Your task → Copy each line exactly. Leave nothing out.

** Begin Dataset rows **

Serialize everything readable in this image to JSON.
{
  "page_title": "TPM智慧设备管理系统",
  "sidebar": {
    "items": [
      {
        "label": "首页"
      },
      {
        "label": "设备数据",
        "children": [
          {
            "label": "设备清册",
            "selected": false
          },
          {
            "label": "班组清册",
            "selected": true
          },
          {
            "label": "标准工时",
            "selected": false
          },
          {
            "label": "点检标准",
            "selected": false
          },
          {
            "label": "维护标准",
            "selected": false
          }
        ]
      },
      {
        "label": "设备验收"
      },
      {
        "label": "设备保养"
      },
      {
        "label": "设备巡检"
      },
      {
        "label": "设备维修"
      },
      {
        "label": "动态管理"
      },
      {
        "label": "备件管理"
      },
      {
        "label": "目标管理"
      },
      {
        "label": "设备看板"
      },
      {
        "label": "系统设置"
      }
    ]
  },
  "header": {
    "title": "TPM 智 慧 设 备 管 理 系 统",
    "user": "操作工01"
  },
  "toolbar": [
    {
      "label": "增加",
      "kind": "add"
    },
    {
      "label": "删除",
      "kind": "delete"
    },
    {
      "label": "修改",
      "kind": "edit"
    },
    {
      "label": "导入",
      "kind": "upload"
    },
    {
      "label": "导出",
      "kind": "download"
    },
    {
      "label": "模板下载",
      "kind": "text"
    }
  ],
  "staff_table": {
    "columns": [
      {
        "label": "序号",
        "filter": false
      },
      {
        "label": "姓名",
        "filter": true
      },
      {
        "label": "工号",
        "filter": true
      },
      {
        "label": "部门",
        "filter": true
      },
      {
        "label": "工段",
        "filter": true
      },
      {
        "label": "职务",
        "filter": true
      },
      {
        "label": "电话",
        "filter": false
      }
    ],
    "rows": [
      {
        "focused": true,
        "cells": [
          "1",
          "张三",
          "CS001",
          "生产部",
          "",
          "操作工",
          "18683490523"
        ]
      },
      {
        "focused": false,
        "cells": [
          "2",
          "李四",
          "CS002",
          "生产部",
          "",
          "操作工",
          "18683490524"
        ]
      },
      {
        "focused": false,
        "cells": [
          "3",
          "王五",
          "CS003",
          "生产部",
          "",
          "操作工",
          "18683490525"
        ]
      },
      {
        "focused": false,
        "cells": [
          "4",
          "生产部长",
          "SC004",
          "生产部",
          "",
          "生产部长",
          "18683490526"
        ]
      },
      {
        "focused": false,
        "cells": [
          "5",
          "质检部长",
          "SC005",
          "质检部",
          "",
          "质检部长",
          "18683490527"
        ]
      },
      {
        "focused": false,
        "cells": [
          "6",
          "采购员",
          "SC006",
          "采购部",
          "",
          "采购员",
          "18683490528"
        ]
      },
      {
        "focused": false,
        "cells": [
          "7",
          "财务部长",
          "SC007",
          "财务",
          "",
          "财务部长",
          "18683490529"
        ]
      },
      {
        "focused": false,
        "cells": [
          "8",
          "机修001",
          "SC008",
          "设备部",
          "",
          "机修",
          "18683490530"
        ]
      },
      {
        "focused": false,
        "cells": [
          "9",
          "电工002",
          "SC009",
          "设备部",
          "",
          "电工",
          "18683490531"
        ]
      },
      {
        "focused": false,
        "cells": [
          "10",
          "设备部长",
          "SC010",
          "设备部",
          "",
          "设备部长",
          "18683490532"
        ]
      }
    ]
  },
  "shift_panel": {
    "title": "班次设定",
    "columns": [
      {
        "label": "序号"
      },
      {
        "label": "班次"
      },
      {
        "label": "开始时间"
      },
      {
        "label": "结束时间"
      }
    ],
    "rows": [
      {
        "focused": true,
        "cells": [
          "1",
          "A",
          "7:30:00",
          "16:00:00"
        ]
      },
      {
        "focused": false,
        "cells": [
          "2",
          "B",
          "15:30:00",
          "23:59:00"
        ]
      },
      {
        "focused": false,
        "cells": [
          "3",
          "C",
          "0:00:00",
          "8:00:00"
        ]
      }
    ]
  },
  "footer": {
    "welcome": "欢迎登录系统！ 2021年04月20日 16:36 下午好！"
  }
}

** End Dataset rows **

Exercise answer →
Serialize everything readable in this image to JSON.
{
  "page_title": "TPM智慧设备管理系统",
  "sidebar": {
    "items": [
      {
        "label": "首页"
      },
      {
        "label": "设备数据",
        "children": [
          {
            "label": "设备清册",
            "selected": false
          },
          {
            "label": "班组清册",
            "selected": true
          },
          {
            "label": "标准工时",
            "selected": false
          },
          {
            "label": "点检标准",
            "selected": false
          },
          {
            "label": "维护标准",
            "selected": false
          }
        ]
      },
      {
        "label": "设备验收"
      },
      {
        "label": "设备保养"
      },
      {
        "label": "设备巡检"
      },
      {
        "label": "设备维修"
      },
      {
        "label": "动态管理"
      },
      {
        "label": "备件管理"
      },
      {
        "label": "目标管理"
      },
      {
        "label": "设备看板"
      },
      {
        "label": "系统设置"
      }
    ]
  },
  "header": {
    "title": "TPM 智 慧 设 备 管 理 系 统",
    "user": "操作工01"
  },
  "toolbar": [
    {
      "label": "增加",
      "kind": "add"
    },
    {
      "label": "删除",
      "kind": "delete"
    },
    {
      "label": "修改",
      "kind": "edit"
    },
    {
      "label": "导入",
      "kind": "upload"
    },
    {
      "label": "导出",
      "kind": "download"
    },
    {
      "label": "模板下载",
      "kind": "text"
    }
  ],
  "staff_table": {
    "columns": [
      {
        "label": "序号",
        "filter": false
      },
      {
        "label": "姓名",
        "filter": true
      },
      {
        "label": "工号",
        "filter": true
      },
      {
        "label": "部门",
        "filter": true
      },
      {
        "label": "工段",
        "filter": true
      },
      {
        "label": "职务",
        "filter": true
      },
      {
        "label": "电话",
        "filter": false
      }
    ],
    "rows": [
      {
        "focused": true,
        "cells": [
          "1",
          "张三",
          "CS001",
          "生产部",
          "",
          "操作工",
          "18683490523"
        ]
      },
      {
        "focused": false,
        "cells": [
          "2",
          "李四",
          "CS002",
          "生产部",
          "",
          "操作工",
          "18683490524"
        ]
      },
      {
        "focused": false,
        "cells": [
          "3",
          "王五",
          "CS003",
          "生产部",
          "",
          "操作工",
          "18683490525"
        ]
      },
      {
        "focused": false,
        "cells": [
          "4",
          "生产部长",
          "SC004",
          "生产部",
          "",
          "生产部长",
          "18683490526"
        ]
      },
      {
        "focused": false,
        "cells": [
          "5",
          "质检部长",
          "SC005",
          "质检部",
          "",
          "质检部长",
          "18683490527"
        ]
      },
      {
        "focused": false,
        "cells": [
          "6",
          "采购员",
          "SC006",
          "采购部",
          "",
          "采购员",
          "18683490528"
        ]
      },
      {
        "focused": false,
        "cells": [
          "7",
          "财务部长",
          "SC007",
          "财务",
          "",
          "财务部长",
          "18683490529"
        ]
      },
      {
        "focused": false,
        "cells": [
          "8",
          "机修001",
          "SC008",
          "设备部",
          "",
          "机修",
          "18683490530"
        ]
      },
      {
        "focused": false,
        "cells": [
          "9",
          "电工002",
          "SC009",
          "设备部",
          "",
          "电工",
          "18683490531"
        ]
      },
      {
        "focused": false,
        "cells": [
          "10",
          "设备部长",
          "SC010",
          "设备部",
          "",
          "设备部长",
          "18683490532"
        ]
      }
    ]
  },
  "shift_panel": {
    "title": "班次设定",
    "columns": [
      {
        "label": "序号"
      },
      {
        "label": "班次"
      },
      {
        "label": "开始时间"
      },
      {
        "label": "结束时间"
      }
    ],
    "rows": [
      {
        "focused": true,
        "cells": [
          "1",
          "A",
          "7:30:00",
          "16:00:00"
        ]
      },
      {
        "focused": false,
        "cells": [
          "2",
          "B",
          "15:30:00",
          "23:59:00"
        ]
      },
      {
        "focused": false,
        "cells": [
          "3",
          "C",
          "0:00:00",
          "8:00:00"
        ]
      }
    ]
  },
  "footer": {
    "welcome": "欢迎登录系统！ 2021年04月20日 16:36 下午好！"
  }
}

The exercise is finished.